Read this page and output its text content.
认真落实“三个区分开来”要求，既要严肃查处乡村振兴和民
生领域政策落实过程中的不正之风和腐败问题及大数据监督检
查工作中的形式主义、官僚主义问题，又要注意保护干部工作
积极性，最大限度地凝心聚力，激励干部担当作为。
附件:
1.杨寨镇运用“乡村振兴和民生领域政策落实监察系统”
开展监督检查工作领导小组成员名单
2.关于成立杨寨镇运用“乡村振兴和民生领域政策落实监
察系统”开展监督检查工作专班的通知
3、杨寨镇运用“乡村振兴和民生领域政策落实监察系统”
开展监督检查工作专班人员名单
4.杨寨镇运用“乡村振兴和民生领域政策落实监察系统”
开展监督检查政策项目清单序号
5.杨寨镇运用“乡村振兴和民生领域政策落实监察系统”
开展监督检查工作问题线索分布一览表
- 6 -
——————————
Written problem:
All lines above containing the string "乡村振兴和民生领域政策落实监察系统" are to be collected.

Finished task:
1.杨寨镇运用“乡村振兴和民生领域政策落实监察系统”
3、杨寨镇运用“乡村振兴和民生领域政策落实监察系统”
4.杨寨镇运用“乡村振兴和民生领域政策落实监察系统”
5.杨寨镇运用“乡村振兴和民生领域政策落实监察系统”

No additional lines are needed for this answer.